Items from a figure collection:

§

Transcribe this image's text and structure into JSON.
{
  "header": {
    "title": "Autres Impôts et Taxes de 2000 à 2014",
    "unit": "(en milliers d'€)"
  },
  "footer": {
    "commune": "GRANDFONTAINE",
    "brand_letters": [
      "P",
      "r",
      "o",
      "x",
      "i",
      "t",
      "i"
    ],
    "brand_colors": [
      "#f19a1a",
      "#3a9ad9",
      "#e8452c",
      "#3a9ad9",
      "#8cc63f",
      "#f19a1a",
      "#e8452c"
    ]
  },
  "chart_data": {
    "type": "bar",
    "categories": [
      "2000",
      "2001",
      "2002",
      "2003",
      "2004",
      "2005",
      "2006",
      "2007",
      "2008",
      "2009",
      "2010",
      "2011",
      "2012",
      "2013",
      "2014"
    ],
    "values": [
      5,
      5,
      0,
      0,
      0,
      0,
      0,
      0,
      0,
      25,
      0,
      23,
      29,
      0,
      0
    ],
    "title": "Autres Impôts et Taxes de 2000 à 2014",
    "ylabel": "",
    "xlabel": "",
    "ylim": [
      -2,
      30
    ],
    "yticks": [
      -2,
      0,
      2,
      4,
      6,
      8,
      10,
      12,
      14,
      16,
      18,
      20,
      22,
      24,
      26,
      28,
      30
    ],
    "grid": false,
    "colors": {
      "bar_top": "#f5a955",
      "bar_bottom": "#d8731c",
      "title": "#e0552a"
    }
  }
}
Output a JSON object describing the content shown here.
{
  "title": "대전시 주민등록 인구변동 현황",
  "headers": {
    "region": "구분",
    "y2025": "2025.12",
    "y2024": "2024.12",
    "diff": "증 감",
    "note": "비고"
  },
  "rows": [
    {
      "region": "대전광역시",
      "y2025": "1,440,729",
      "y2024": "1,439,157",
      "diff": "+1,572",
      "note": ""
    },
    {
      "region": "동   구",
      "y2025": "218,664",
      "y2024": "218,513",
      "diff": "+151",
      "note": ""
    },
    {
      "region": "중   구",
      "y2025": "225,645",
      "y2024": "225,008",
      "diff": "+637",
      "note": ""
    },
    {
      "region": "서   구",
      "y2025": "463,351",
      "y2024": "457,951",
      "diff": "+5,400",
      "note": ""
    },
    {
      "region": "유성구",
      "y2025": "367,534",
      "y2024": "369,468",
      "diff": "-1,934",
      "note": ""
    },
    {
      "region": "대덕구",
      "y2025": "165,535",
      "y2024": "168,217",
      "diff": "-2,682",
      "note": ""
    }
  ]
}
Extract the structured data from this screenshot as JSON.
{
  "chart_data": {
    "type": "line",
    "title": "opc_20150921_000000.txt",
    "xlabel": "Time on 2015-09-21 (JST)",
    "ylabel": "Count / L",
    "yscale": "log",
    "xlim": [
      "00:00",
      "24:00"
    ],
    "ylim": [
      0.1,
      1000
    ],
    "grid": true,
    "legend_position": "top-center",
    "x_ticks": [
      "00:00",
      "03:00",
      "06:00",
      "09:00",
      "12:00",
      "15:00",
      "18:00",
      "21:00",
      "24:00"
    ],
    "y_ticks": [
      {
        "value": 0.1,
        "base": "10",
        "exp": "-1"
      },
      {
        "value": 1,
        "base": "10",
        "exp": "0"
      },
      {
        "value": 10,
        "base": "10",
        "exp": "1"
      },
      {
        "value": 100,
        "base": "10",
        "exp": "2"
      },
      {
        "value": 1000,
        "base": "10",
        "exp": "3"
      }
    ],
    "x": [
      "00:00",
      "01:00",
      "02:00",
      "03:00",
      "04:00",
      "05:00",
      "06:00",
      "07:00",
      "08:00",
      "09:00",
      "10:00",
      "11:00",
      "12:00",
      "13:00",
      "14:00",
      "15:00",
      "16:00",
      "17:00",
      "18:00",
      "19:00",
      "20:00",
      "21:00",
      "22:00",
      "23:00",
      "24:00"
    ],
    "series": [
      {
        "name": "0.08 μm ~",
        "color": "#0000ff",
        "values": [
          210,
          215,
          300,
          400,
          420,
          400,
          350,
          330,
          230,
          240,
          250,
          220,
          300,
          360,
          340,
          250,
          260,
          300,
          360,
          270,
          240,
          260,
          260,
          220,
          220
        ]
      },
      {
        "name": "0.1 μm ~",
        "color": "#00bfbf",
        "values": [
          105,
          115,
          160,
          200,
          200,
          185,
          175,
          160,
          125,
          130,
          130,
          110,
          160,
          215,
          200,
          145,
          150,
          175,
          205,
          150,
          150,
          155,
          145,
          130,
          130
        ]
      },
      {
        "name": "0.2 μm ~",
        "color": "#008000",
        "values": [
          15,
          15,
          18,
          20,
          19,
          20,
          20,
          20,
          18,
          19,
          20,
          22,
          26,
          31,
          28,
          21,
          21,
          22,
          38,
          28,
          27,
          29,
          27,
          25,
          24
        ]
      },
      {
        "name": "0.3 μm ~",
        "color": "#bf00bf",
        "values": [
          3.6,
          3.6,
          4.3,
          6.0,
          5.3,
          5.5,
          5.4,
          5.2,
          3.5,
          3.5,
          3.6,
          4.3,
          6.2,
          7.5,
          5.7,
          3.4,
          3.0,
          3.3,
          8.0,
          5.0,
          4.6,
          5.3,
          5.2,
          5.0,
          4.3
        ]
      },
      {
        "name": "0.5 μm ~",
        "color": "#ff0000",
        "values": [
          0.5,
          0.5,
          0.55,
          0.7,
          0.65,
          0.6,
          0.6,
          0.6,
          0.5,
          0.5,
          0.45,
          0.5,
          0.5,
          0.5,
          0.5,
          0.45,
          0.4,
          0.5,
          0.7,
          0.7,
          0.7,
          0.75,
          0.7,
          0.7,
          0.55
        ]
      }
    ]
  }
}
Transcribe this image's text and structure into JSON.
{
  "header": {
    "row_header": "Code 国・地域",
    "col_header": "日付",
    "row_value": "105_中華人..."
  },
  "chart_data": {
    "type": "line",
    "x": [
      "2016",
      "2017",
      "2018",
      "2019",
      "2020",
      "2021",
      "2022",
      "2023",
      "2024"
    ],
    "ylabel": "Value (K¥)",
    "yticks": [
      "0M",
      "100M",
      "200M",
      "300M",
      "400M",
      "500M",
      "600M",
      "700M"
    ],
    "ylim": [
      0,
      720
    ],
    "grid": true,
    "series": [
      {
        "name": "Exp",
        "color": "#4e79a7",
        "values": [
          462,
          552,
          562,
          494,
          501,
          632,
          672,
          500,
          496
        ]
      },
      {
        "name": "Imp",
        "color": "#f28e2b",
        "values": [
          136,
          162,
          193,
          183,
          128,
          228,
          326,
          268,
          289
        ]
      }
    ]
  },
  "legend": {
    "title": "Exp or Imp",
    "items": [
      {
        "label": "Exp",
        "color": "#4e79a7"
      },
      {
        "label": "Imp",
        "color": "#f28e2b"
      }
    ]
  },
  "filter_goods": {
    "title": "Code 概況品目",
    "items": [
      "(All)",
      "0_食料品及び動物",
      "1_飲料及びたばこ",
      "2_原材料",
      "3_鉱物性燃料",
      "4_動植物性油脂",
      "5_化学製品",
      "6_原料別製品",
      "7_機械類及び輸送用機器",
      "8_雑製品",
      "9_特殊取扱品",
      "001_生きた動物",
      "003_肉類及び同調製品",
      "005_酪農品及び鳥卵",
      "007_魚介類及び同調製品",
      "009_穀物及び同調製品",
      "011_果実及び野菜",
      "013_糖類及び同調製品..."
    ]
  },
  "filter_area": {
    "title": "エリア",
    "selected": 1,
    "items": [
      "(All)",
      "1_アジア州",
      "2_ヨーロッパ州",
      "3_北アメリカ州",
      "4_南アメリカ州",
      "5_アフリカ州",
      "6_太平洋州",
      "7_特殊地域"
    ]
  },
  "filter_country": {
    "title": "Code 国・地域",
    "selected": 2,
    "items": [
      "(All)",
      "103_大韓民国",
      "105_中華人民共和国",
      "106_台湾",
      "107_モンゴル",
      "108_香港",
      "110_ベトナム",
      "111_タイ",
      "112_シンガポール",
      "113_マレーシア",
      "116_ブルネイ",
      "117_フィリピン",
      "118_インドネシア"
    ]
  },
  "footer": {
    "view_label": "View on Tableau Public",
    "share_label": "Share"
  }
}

§

CHALLENGE: Go through the records above, find every line with the word "region", and list those lines.

ANSWER FOR THIS EXERCISE:
    "region": "구분",
      "region": "대전광역시",
      "region": "동   구",
      "region": "중   구",
      "region": "서   구",
      "region": "유성구",
      "region": "대덕구",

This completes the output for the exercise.